Records from a collection of figures:
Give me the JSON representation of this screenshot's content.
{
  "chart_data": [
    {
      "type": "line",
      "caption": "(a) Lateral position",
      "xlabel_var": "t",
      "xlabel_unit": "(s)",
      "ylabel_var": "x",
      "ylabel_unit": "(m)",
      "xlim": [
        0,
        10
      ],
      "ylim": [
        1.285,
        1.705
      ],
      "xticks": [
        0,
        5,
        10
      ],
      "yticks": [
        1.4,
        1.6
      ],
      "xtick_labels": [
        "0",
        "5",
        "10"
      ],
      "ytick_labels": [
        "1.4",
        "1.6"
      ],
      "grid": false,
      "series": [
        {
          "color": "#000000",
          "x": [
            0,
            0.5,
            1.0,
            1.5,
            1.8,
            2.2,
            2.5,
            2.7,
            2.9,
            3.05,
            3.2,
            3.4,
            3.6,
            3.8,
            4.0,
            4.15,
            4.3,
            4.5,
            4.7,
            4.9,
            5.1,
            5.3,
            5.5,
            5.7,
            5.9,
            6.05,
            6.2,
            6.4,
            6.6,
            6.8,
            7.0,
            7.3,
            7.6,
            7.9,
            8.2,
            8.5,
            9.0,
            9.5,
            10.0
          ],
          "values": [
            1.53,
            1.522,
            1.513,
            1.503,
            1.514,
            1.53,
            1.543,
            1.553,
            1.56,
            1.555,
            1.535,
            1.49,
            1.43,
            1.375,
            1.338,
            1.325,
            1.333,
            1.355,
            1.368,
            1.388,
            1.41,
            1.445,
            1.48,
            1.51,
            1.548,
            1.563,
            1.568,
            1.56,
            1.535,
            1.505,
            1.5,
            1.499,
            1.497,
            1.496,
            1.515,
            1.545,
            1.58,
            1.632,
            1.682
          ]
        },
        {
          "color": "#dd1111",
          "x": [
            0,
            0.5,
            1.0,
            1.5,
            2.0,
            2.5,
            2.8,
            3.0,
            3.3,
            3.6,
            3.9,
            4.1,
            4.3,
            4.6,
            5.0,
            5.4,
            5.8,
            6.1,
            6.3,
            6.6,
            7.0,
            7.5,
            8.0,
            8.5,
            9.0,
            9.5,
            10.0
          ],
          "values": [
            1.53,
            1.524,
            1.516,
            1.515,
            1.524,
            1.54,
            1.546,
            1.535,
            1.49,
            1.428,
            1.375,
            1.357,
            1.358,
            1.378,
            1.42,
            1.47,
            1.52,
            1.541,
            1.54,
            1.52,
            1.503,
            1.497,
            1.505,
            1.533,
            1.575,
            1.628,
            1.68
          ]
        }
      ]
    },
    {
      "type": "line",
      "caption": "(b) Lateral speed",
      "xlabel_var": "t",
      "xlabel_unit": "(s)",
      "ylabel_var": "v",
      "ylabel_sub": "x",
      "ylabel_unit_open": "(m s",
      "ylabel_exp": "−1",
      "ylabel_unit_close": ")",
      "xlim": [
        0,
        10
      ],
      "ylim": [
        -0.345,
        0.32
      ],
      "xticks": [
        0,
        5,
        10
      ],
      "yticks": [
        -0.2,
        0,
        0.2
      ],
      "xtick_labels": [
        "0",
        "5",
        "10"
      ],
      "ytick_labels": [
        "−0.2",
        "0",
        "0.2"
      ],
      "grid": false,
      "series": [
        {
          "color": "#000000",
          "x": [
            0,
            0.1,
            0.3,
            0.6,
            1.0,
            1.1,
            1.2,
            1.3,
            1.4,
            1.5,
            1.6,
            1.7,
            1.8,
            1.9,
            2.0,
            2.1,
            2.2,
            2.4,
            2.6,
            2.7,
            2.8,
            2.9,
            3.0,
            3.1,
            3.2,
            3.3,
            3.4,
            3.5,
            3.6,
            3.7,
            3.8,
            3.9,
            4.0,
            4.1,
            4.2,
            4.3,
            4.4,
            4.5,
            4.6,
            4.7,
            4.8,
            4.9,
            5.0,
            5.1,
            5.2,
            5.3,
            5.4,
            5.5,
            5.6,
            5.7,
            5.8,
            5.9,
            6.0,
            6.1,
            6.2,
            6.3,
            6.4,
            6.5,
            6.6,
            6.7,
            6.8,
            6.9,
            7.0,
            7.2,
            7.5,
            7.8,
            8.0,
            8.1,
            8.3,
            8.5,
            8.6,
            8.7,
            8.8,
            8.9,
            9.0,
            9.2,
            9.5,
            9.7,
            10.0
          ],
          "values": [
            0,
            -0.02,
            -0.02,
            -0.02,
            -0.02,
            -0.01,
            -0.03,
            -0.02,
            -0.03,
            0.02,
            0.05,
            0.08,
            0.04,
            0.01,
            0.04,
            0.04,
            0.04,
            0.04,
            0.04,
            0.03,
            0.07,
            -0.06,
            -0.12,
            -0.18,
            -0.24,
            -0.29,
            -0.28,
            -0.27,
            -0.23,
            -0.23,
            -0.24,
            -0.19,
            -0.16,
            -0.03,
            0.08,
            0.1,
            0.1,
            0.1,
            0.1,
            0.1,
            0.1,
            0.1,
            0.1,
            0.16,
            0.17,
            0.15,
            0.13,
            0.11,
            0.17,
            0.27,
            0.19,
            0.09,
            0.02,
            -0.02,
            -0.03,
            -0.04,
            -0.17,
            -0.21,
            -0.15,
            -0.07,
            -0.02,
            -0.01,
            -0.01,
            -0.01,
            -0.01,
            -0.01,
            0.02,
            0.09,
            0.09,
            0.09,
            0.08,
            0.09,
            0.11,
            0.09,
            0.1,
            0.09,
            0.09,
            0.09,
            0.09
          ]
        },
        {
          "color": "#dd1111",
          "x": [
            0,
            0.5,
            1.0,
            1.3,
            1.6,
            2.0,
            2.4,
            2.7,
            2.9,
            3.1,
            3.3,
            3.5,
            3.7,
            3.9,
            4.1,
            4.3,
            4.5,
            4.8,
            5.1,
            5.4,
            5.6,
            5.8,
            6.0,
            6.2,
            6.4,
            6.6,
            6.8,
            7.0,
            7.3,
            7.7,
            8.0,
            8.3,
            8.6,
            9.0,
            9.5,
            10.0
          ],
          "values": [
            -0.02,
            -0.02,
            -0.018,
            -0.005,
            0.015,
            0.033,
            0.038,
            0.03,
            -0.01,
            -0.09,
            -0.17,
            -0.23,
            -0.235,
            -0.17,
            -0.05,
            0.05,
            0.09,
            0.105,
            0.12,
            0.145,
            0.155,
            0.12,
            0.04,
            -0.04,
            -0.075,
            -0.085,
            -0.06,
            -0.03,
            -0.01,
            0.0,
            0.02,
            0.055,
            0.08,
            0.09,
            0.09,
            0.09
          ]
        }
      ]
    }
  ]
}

◆ **THE TASK**:
Copy each entry exactly, with nothing added or dropped.

◆ **FULL RESPONSE**:
Give me the JSON representation of this screenshot's content.
{
  "chart_data": [
    {
      "type": "line",
      "caption": "(a) Lateral position",
      "xlabel_var": "t",
      "xlabel_unit": "(s)",
      "ylabel_var": "x",
      "ylabel_unit": "(m)",
      "xlim": [
        0,
        10
      ],
      "ylim": [
        1.285,
        1.705
      ],
      "xticks": [
        0,
        5,
        10
      ],
      "yticks": [
        1.4,
        1.6
      ],
      "xtick_labels": [
        "0",
        "5",
        "10"
      ],
      "ytick_labels": [
        "1.4",
        "1.6"
      ],
      "grid": false,
      "series": [
        {
          "color": "#000000",
          "x": [
            0,
            0.5,
            1.0,
            1.5,
            1.8,
            2.2,
            2.5,
            2.7,
            2.9,
            3.05,
            3.2,
            3.4,
            3.6,
            3.8,
            4.0,
            4.15,
            4.3,
            4.5,
            4.7,
            4.9,
            5.1,
            5.3,
            5.5,
            5.7,
            5.9,
            6.05,
            6.2,
            6.4,
            6.6,
            6.8,
            7.0,
            7.3,
            7.6,
            7.9,
            8.2,
            8.5,
            9.0,
            9.5,
            10.0
          ],
          "values": [
            1.53,
            1.522,
            1.513,
            1.503,
            1.514,
            1.53,
            1.543,
            1.553,
            1.56,
            1.555,
            1.535,
            1.49,
            1.43,
            1.375,
            1.338,
            1.325,
            1.333,
            1.355,
            1.368,
            1.388,
            1.41,
            1.445,
            1.48,
            1.51,
            1.548,
            1.563,
            1.568,
            1.56,
            1.535,
            1.505,
            1.5,
            1.499,
            1.497,
            1.496,
            1.515,
            1.545,
            1.58,
            1.632,
            1.682
          ]
        },
        {
          "color": "#dd1111",
          "x": [
            0,
            0.5,
            1.0,
            1.5,
            2.0,
            2.5,
            2.8,
            3.0,
            3.3,
            3.6,
            3.9,
            4.1,
            4.3,
            4.6,
            5.0,
            5.4,
            5.8,
            6.1,
            6.3,
            6.6,
            7.0,
            7.5,
            8.0,
            8.5,
            9.0,
            9.5,
            10.0
          ],
          "values": [
            1.53,
            1.524,
            1.516,
            1.515,
            1.524,
            1.54,
            1.546,
            1.535,
            1.49,
            1.428,
            1.375,
            1.357,
            1.358,
            1.378,
            1.42,
            1.47,
            1.52,
            1.541,
            1.54,
            1.52,
            1.503,
            1.497,
            1.505,
            1.533,
            1.575,
            1.628,
            1.68
          ]
        }
      ]
    },
    {
      "type": "line",
      "caption": "(b) Lateral speed",
      "xlabel_var": "t",
      "xlabel_unit": "(s)",
      "ylabel_var": "v",
      "ylabel_sub": "x",
      "ylabel_unit_open": "(m s",
      "ylabel_exp": "−1",
      "ylabel_unit_close": ")",
      "xlim": [
        0,
        10
      ],
      "ylim": [
        -0.345,
        0.32
      ],
      "xticks": [
        0,
        5,
        10
      ],
      "yticks": [
        -0.2,
        0,
        0.2
      ],
      "xtick_labels": [
        "0",
        "5",
        "10"
      ],
      "ytick_labels": [
        "−0.2",
        "0",
        "0.2"
      ],
      "grid": false,
      "series": [
        {
          "color": "#000000",
          "x": [
            0,
            0.1,
            0.3,
            0.6,
            1.0,
            1.1,
            1.2,
            1.3,
            1.4,
            1.5,
            1.6,
            1.7,
            1.8,
            1.9,
            2.0,
            2.1,
            2.2,
            2.4,
            2.6,
            2.7,
            2.8,
            2.9,
            3.0,
            3.1,
            3.2,
            3.3,
            3.4,
            3.5,
            3.6,
            3.7,
            3.8,
            3.9,
            4.0,
            4.1,
            4.2,
            4.3,
            4.4,
            4.5,
            4.6,
            4.7,
            4.8,
            4.9,
            5.0,
            5.1,
            5.2,
            5.3,
            5.4,
            5.5,
            5.6,
            5.7,
            5.8,
            5.9,
            6.0,
            6.1,
            6.2,
            6.3,
            6.4,
            6.5,
            6.6,
            6.7,
            6.8,
            6.9,
            7.0,
            7.2,
            7.5,
            7.8,
            8.0,
            8.1,
            8.3,
            8.5,
            8.6,
            8.7,
            8.8,
            8.9,
            9.0,
            9.2,
            9.5,
            9.7,
            10.0
          ],
          "values": [
            0,
            -0.02,
            -0.02,
            -0.02,
            -0.02,
            -0.01,
            -0.03,
            -0.02,
            -0.03,
            0.02,
            0.05,
            0.08,
            0.04,
            0.01,
            0.04,
            0.04,
            0.04,
            0.04,
            0.04,
            0.03,
            0.07,
            -0.06,
            -0.12,
            -0.18,
            -0.24,
            -0.29,
            -0.28,
            -0.27,
            -0.23,
            -0.23,
            -0.24,
            -0.19,
            -0.16,
            -0.03,
            0.08,
            0.1,
            0.1,
            0.1,
            0.1,
            0.1,
            0.1,
            0.1,
            0.1,
            0.16,
            0.17,
            0.15,
            0.13,
            0.11,
            0.17,
            0.27,
            0.19,
            0.09,
            0.02,
            -0.02,
            -0.03,
            -0.04,
            -0.17,
            -0.21,
            -0.15,
            -0.07,
            -0.02,
            -0.01,
            -0.01,
            -0.01,
            -0.01,
            -0.01,
            0.02,
            0.09,
            0.09,
            0.09,
            0.08,
            0.09,
            0.11,
            0.09,
            0.1,
            0.09,
            0.09,
            0.09,
            0.09
          ]
        },
        {
          "color": "#dd1111",
          "x": [
            0,
            0.5,
            1.0,
            1.3,
            1.6,
            2.0,
            2.4,
            2.7,
            2.9,
            3.1,
            3.3,
            3.5,
            3.7,
            3.9,
            4.1,
            4.3,
            4.5,
            4.8,
            5.1,
            5.4,
            5.6,
            5.8,
            6.0,
            6.2,
            6.4,
            6.6,
            6.8,
            7.0,
            7.3,
            7.7,
            8.0,
            8.3,
            8.6,
            9.0,
            9.5,
            10.0
          ],
          "values": [
            -0.02,
            -0.02,
            -0.018,
            -0.005,
            0.015,
            0.033,
            0.038,
            0.03,
            -0.01,
            -0.09,
            -0.17,
            -0.23,
            -0.235,
            -0.17,
            -0.05,
            0.05,
            0.09,
            0.105,
            0.12,
            0.145,
            0.155,
            0.12,
            0.04,
            -0.04,
            -0.075,
            -0.085,
            -0.06,
            -0.03,
            -0.01,
            0.0,
            0.02,
            0.055,
            0.08,
            0.09,
            0.09,
            0.09
          ]
        }
      ]
    }
  ]
}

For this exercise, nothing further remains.